>>>>
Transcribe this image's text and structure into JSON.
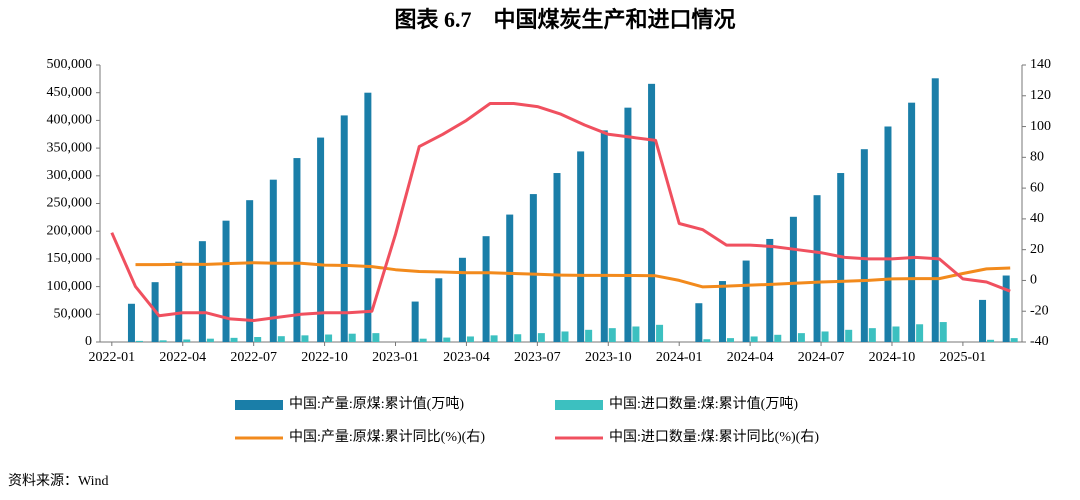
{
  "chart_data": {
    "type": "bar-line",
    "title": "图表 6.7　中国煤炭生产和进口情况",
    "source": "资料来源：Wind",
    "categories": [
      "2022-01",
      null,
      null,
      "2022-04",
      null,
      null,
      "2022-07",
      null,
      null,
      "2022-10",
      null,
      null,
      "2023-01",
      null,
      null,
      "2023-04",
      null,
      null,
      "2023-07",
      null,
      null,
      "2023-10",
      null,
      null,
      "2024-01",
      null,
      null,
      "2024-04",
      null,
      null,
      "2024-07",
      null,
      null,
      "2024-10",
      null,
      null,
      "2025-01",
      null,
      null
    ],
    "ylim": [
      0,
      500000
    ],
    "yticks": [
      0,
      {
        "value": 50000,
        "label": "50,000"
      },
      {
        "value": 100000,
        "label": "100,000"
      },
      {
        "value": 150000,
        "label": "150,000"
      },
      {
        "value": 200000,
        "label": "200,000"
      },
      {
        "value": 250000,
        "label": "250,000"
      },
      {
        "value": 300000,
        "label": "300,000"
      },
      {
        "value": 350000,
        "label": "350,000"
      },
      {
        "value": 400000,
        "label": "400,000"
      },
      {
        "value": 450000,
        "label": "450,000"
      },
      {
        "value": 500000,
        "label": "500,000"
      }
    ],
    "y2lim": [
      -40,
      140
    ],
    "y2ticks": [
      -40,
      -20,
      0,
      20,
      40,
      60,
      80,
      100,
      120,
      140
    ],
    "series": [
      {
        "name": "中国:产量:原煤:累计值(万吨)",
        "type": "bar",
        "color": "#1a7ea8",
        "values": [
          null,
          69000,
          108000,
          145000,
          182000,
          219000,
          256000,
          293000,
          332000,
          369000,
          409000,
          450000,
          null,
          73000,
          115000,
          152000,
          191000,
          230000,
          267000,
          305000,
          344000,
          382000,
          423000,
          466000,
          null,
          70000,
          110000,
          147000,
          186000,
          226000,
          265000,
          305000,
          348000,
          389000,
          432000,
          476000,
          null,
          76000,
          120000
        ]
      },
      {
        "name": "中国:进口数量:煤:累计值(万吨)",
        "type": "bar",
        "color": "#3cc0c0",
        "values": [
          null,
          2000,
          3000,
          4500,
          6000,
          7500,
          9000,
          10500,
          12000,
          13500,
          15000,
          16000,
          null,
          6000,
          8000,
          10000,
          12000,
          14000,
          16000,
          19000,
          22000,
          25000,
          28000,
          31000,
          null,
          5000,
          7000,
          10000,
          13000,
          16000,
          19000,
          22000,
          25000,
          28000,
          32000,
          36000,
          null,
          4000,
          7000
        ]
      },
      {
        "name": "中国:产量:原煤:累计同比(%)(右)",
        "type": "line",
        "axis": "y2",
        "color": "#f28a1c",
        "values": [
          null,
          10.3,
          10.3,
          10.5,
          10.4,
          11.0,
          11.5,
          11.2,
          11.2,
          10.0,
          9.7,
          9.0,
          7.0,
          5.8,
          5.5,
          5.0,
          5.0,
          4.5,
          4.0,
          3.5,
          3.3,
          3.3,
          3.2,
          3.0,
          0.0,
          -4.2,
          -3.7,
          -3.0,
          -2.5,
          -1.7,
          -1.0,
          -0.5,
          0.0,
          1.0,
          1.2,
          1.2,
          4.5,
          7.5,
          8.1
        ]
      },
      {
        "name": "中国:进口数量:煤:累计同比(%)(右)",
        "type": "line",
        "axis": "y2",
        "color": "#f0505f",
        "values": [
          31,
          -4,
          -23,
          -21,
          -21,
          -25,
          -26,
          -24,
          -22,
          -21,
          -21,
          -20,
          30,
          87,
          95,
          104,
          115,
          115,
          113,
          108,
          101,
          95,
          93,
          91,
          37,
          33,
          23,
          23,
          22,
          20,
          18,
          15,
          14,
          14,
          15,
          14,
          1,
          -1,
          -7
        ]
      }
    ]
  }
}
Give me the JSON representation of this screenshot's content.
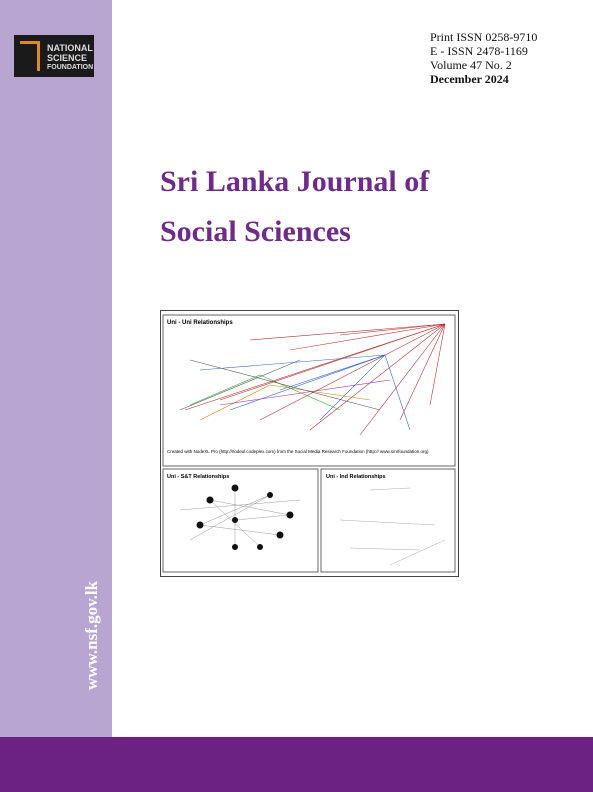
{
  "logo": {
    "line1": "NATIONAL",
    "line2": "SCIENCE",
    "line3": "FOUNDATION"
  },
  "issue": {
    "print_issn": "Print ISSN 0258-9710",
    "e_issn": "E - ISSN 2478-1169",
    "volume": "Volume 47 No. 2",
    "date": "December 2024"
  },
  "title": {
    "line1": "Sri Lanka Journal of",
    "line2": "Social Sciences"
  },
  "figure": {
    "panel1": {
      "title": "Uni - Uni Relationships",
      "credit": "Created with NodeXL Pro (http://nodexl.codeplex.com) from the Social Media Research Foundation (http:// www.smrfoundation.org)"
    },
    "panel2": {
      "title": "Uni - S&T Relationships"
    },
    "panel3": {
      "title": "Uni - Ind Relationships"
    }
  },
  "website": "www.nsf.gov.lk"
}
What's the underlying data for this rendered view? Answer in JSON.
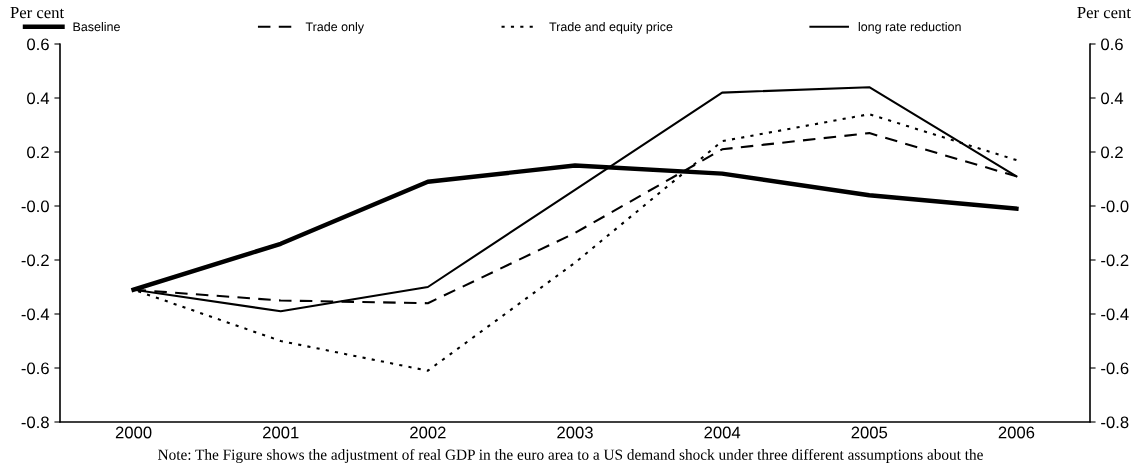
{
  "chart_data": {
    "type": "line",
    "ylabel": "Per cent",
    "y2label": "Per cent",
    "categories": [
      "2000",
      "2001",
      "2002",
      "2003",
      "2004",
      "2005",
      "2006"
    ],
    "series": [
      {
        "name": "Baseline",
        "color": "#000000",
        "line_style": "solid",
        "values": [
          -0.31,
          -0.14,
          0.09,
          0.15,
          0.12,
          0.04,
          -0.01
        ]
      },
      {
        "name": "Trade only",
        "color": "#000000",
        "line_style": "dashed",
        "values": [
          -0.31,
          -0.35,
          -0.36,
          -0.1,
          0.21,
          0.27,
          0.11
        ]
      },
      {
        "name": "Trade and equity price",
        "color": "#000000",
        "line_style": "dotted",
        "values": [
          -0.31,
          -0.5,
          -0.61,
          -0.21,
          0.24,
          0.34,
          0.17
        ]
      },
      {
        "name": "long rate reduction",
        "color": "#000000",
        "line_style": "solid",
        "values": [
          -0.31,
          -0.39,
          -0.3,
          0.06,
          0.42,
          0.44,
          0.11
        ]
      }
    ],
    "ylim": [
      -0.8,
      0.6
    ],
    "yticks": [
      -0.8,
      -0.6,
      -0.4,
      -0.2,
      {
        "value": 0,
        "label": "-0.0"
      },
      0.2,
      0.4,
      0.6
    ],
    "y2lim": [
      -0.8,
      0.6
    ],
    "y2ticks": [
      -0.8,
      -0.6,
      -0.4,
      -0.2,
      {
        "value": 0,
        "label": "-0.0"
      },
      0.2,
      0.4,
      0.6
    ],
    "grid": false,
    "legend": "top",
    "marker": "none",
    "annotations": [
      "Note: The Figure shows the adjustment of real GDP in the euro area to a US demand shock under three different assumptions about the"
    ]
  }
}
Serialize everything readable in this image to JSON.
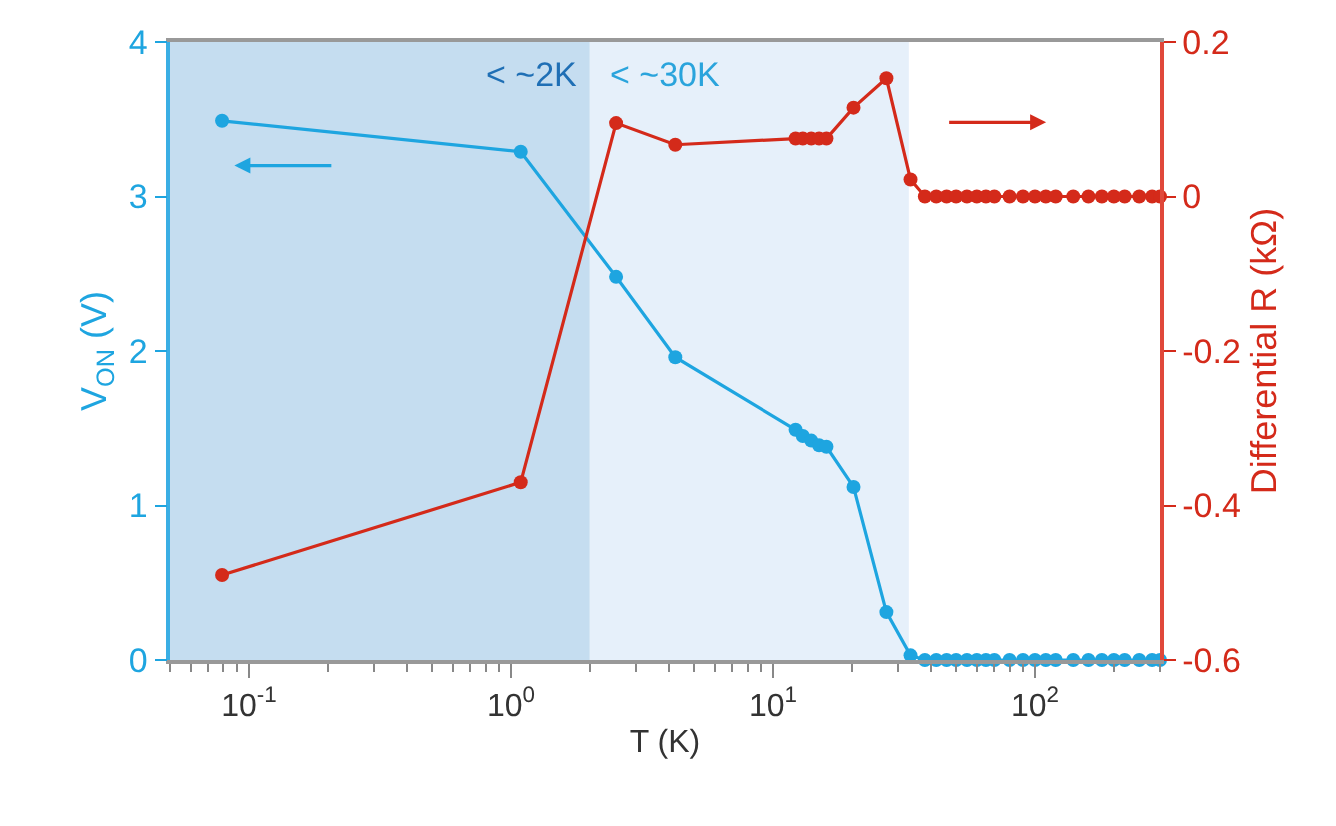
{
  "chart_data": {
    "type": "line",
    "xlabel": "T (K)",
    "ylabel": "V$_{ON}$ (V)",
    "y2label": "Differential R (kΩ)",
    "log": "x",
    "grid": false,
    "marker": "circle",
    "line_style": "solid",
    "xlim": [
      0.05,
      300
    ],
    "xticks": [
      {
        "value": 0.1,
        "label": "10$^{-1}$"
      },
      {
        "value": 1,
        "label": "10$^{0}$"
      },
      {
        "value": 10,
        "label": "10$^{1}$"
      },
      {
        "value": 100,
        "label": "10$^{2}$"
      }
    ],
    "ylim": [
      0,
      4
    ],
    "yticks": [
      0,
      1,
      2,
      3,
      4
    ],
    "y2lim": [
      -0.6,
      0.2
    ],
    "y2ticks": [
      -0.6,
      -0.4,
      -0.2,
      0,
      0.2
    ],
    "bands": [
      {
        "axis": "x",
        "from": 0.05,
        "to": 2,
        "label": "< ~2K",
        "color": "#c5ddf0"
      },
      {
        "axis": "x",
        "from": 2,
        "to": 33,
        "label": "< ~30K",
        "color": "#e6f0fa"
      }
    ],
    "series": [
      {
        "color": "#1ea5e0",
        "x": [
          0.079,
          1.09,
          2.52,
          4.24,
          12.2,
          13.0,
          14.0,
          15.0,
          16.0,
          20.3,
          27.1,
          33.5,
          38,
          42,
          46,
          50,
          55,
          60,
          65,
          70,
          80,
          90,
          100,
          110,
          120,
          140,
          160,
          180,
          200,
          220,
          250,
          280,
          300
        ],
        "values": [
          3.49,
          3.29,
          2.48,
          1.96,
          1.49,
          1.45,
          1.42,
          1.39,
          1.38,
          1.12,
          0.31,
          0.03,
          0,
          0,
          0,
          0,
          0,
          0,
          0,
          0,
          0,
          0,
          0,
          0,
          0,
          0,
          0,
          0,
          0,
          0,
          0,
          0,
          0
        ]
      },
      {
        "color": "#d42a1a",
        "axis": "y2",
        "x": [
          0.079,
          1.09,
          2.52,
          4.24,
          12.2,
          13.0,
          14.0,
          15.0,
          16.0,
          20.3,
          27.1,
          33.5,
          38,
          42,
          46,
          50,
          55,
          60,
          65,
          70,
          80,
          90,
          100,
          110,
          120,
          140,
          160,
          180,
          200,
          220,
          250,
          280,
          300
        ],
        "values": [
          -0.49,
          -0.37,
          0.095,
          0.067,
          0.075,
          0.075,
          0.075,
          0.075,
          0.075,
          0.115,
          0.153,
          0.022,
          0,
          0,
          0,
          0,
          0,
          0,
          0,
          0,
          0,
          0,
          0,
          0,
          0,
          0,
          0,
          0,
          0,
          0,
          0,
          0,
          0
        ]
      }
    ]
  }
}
<<<<
#### Your goal:
Count the lines in the entries above that include the string "Social", then give only that figure.

#### The solution:
2